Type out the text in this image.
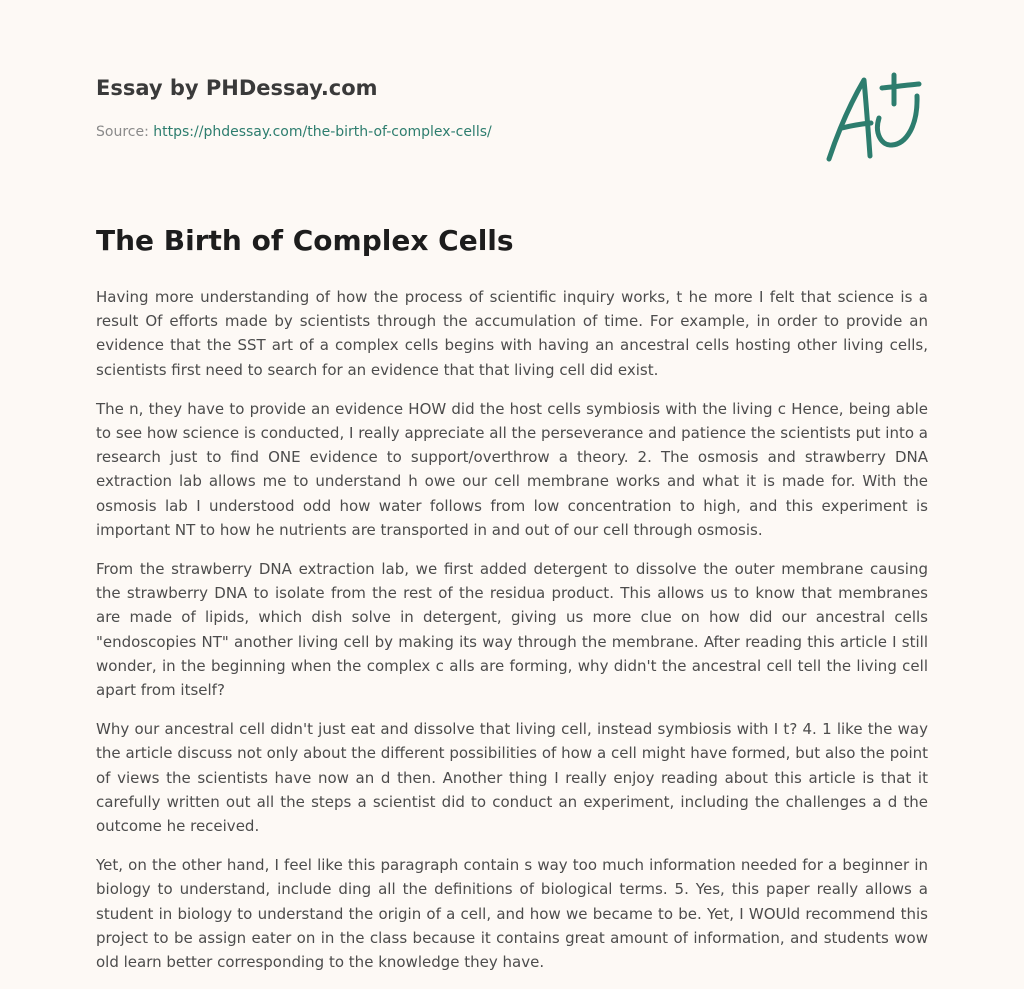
Essay by PHDessay.com
Source: https://phdessay.com/the-birth-of-complex-cells/
The Birth of Complex Cells

Having more understanding of how the process of scientific inquiry works, t he more I felt that science is a result Of efforts made by scientists through the accumulation of time. For example, in order to provide an evidence that the SST art of a complex cells begins with having an ancestral cells hosting other living cells, scientists first need to search for an evidence that that living cell did exist.

The n, they have to provide an evidence HOW did the host cells symbiosis with the living c Hence, being able to see how science is conducted, I really appreciate all the perseverance and patience the scientists put into a research just to find ONE evidence to support/overthrow a theory. 2. The osmosis and strawberry DNA extraction lab allows me to understand h owe our cell membrane works and what it is made for. With the osmosis lab I understood odd how water follows from low concentration to high, and this experiment is important NT to how he nutrients are transported in and out of our cell through osmosis.

From the strawberry DNA extraction lab, we first added detergent to dissolve the outer membrane causing the strawberry DNA to isolate from the rest of the residua product. This allows us to know that membranes are made of lipids, which dish solve in detergent, giving us more clue on how did our ancestral cells "endoscopies NT" another living cell by making its way through the membrane. After reading this article I still wonder, in the beginning when the complex c alls are forming, why didn't the ancestral cell tell the living cell apart from itself?

Why our ancestral cell didn't just eat and dissolve that living cell, instead symbiosis with I t? 4. 1 like the way the article discuss not only about the different possibilities of how a cell might have formed, but also the point of views the scientists have now an d then. Another thing I really enjoy reading about this article is that it carefully written out all the steps a scientist did to conduct an experiment, including the challenges a d the outcome he received.

Yet, on the other hand, I feel like this paragraph contain s way too much information needed for a beginner in biology to understand, include ding all the definitions of biological terms. 5. Yes, this paper really allows a student in biology to understand the origin of a cell, and how we became to be. Yet, I WOUld recommend this project to be assign eater on in the class because it contains great amount of information, and students wow old learn better corresponding to the knowledge they have.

::::

TASK
The reply should consist of the listing restated word for word, with its pictures removed.

TASK RESPONSE
Type out the text in this image.
Essay by PHDessay.com
Source: https://phdessay.com/the-birth-of-complex-cells/
The Birth of Complex Cells

Having more understanding of how the process of scientific inquiry works, t he more I felt that science is a result Of efforts made by scientists through the accumulation of time. For example, in order to provide an evidence that the SST art of a complex cells begins with having an ancestral cells hosting other living cells, scientists first need to search for an evidence that that living cell did exist.

The n, they have to provide an evidence HOW did the host cells symbiosis with the living c Hence, being able to see how science is conducted, I really appreciate all the perseverance and patience the scientists put into a research just to find ONE evidence to support/overthrow a theory. 2. The osmosis and strawberry DNA extraction lab allows me to understand h owe our cell membrane works and what it is made for. With the osmosis lab I understood odd how water follows from low concentration to high, and this experiment is important NT to how he nutrients are transported in and out of our cell through osmosis.

From the strawberry DNA extraction lab, we first added detergent to dissolve the outer membrane causing the strawberry DNA to isolate from the rest of the residua product. This allows us to know that membranes are made of lipids, which dish solve in detergent, giving us more clue on how did our ancestral cells "endoscopies NT" another living cell by making its way through the membrane. After reading this article I still wonder, in the beginning when the complex c alls are forming, why didn't the ancestral cell tell the living cell apart from itself?

Why our ancestral cell didn't just eat and dissolve that living cell, instead symbiosis with I t? 4. 1 like the way the article discuss not only about the different possibilities of how a cell might have formed, but also the point of views the scientists have now an d then. Another thing I really enjoy reading about this article is that it carefully written out all the steps a scientist did to conduct an experiment, including the challenges a d the outcome he received.

Yet, on the other hand, I feel like this paragraph contain s way too much information needed for a beginner in biology to understand, include ding all the definitions of biological terms. 5. Yes, this paper really allows a student in biology to understand the origin of a cell, and how we became to be. Yet, I WOUld recommend this project to be assign eater on in the class because it contains great amount of information, and students wow old learn better corresponding to the knowledge they have.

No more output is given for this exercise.